== Task requirements ==
Write out the data again in full, exactly as it reads.

--- BEGIN ---

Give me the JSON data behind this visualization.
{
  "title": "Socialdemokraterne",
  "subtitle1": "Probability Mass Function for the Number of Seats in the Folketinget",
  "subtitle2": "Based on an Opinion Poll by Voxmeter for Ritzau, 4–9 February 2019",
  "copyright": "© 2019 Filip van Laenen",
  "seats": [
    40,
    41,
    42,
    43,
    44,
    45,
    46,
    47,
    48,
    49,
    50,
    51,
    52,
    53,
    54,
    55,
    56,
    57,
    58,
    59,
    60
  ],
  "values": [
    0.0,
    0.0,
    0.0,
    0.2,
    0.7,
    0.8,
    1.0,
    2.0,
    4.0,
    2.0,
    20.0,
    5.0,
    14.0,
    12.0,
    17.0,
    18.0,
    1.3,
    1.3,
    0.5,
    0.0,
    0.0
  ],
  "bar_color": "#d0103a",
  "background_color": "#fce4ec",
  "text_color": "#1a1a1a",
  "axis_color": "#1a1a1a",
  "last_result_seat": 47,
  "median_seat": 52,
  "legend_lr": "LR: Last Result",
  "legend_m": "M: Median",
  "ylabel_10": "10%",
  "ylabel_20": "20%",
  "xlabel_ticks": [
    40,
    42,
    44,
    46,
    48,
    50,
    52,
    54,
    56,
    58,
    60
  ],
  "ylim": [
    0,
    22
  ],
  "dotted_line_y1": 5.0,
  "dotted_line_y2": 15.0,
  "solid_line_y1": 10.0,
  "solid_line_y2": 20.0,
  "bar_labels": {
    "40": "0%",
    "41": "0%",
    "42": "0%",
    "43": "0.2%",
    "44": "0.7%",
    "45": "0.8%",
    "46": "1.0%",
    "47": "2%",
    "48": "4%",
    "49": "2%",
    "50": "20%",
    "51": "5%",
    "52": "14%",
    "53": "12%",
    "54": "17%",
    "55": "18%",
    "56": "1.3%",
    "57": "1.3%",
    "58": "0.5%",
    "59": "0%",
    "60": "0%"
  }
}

--- END ---

== Expected answer ==
Give me the JSON data behind this visualization.
{
  "title": "Socialdemokraterne",
  "subtitle1": "Probability Mass Function for the Number of Seats in the Folketinget",
  "subtitle2": "Based on an Opinion Poll by Voxmeter for Ritzau, 4–9 February 2019",
  "copyright": "© 2019 Filip van Laenen",
  "seats": [
    40,
    41,
    42,
    43,
    44,
    45,
    46,
    47,
    48,
    49,
    50,
    51,
    52,
    53,
    54,
    55,
    56,
    57,
    58,
    59,
    60
  ],
  "values": [
    0.0,
    0.0,
    0.0,
    0.2,
    0.7,
    0.8,
    1.0,
    2.0,
    4.0,
    2.0,
    20.0,
    5.0,
    14.0,
    12.0,
    17.0,
    18.0,
    1.3,
    1.3,
    0.5,
    0.0,
    0.0
  ],
  "bar_color": "#d0103a",
  "background_color": "#fce4ec",
  "text_color": "#1a1a1a",
  "axis_color": "#1a1a1a",
  "last_result_seat": 47,
  "median_seat": 52,
  "legend_lr": "LR: Last Result",
  "legend_m": "M: Median",
  "ylabel_10": "10%",
  "ylabel_20": "20%",
  "xlabel_ticks": [
    40,
    42,
    44,
    46,
    48,
    50,
    52,
    54,
    56,
    58,
    60
  ],
  "ylim": [
    0,
    22
  ],
  "dotted_line_y1": 5.0,
  "dotted_line_y2": 15.0,
  "solid_line_y1": 10.0,
  "solid_line_y2": 20.0,
  "bar_labels": {
    "40": "0%",
    "41": "0%",
    "42": "0%",
    "43": "0.2%",
    "44": "0.7%",
    "45": "0.8%",
    "46": "1.0%",
    "47": "2%",
    "48": "4%",
    "49": "2%",
    "50": "20%",
    "51": "5%",
    "52": "14%",
    "53": "12%",
    "54": "17%",
    "55": "18%",
    "56": "1.3%",
    "57": "1.3%",
    "58": "0.5%",
    "59": "0%",
    "60": "0%"
  }
}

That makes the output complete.